What this task involves:
Quote the whole listing word for word. Do not include the pictures.

Given data:
------------------------------------------------------------------------

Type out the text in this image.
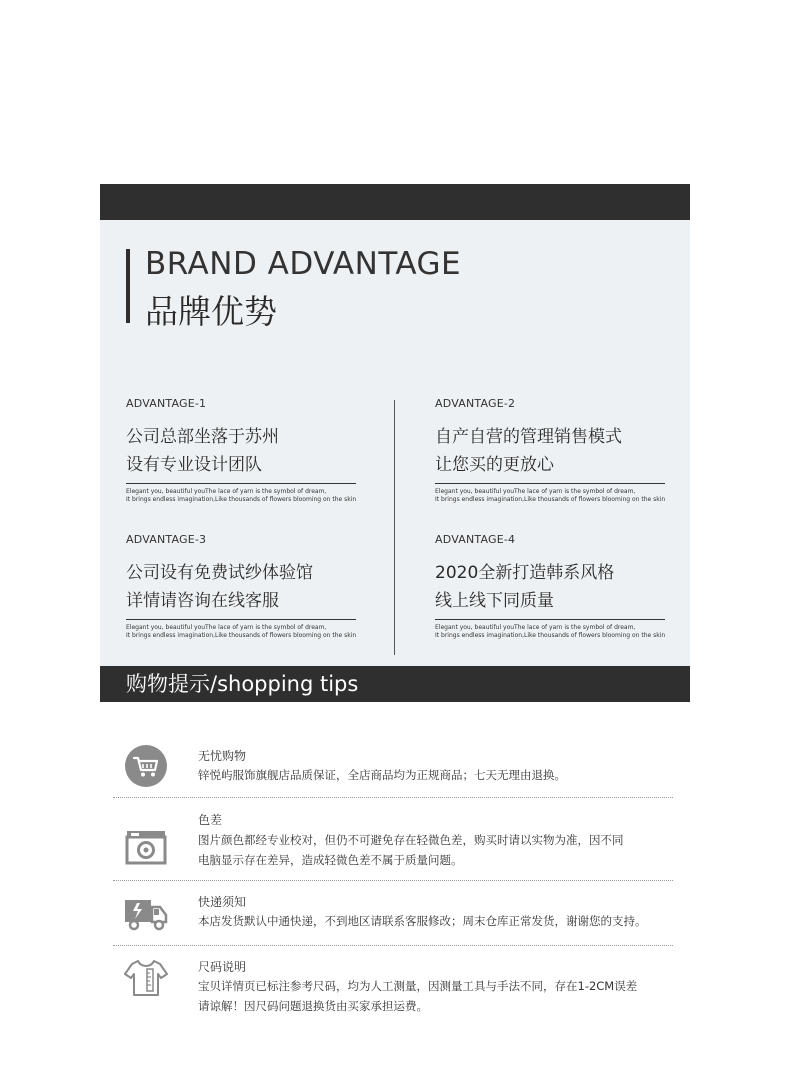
BRAND ADVANTAGE
品牌优势
ADVANTAGE-1
公司总部坐落于苏州
设有专业设计团队
Elegant you, beautiful youThe lace of yarn is the symbol of dream,
It brings endless imagination,Like thousands of flowers blooming on the skin
ADVANTAGE-2
自产自营的管理销售模式
让您买的更放心
Elegant you, beautiful youThe lace of yarn is the symbol of dream,
It brings endless imagination,Like thousands of flowers blooming on the skin
ADVANTAGE-3
公司设有免费试纱体验馆
详情请咨询在线客服
Elegant you, beautiful youThe lace of yarn is the symbol of dream,
It brings endless imagination,Like thousands of flowers blooming on the skin
ADVANTAGE-4
2020全新打造韩系风格
线上线下同质量
Elegant you, beautiful youThe lace of yarn is the symbol of dream,
It brings endless imagination,Like thousands of flowers blooming on the skin
购物提示/shopping tips
无忧购物
锌悦屿服饰旗舰店品质保证，全店商品均为正规商品；七天无理由退换。
色差
图片颜色都经专业校对，但仍不可避免存在轻微色差，购买时请以实物为准，因不同
电脑显示存在差异，造成轻微色差不属于质量问题。
快递须知
本店发货默认中通快递，不到地区请联系客服修改；周末仓库正常发货，谢谢您的支持。
尺码说明
宝贝详情页已标注参考尺码，均为人工测量，因测量工具与手法不同，存在1-2CM误差
请谅解！因尺码问题退换货由买家承担运费。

------------------------------------------------------------------------

Output below:
Type out the text in this image.
BRAND ADVANTAGE
品牌优势
ADVANTAGE-1
公司总部坐落于苏州
设有专业设计团队
Elegant you, beautiful youThe lace of yarn is the symbol of dream,
It brings endless imagination,Like thousands of flowers blooming on the skin
ADVANTAGE-2
自产自营的管理销售模式
让您买的更放心
Elegant you, beautiful youThe lace of yarn is the symbol of dream,
It brings endless imagination,Like thousands of flowers blooming on the skin
ADVANTAGE-3
公司设有免费试纱体验馆
详情请咨询在线客服
Elegant you, beautiful youThe lace of yarn is the symbol of dream,
It brings endless imagination,Like thousands of flowers blooming on the skin
ADVANTAGE-4
2020全新打造韩系风格
线上线下同质量
Elegant you, beautiful youThe lace of yarn is the symbol of dream,
It brings endless imagination,Like thousands of flowers blooming on the skin
购物提示/shopping tips
无忧购物
锌悦屿服饰旗舰店品质保证，全店商品均为正规商品；七天无理由退换。
色差
图片颜色都经专业校对，但仍不可避免存在轻微色差，购买时请以实物为准，因不同
电脑显示存在差异，造成轻微色差不属于质量问题。
快递须知
本店发货默认中通快递，不到地区请联系客服修改；周末仓库正常发货，谢谢您的支持。
尺码说明
宝贝详情页已标注参考尺码，均为人工测量，因测量工具与手法不同，存在1-2CM误差
请谅解！因尺码问题退换货由买家承担运费。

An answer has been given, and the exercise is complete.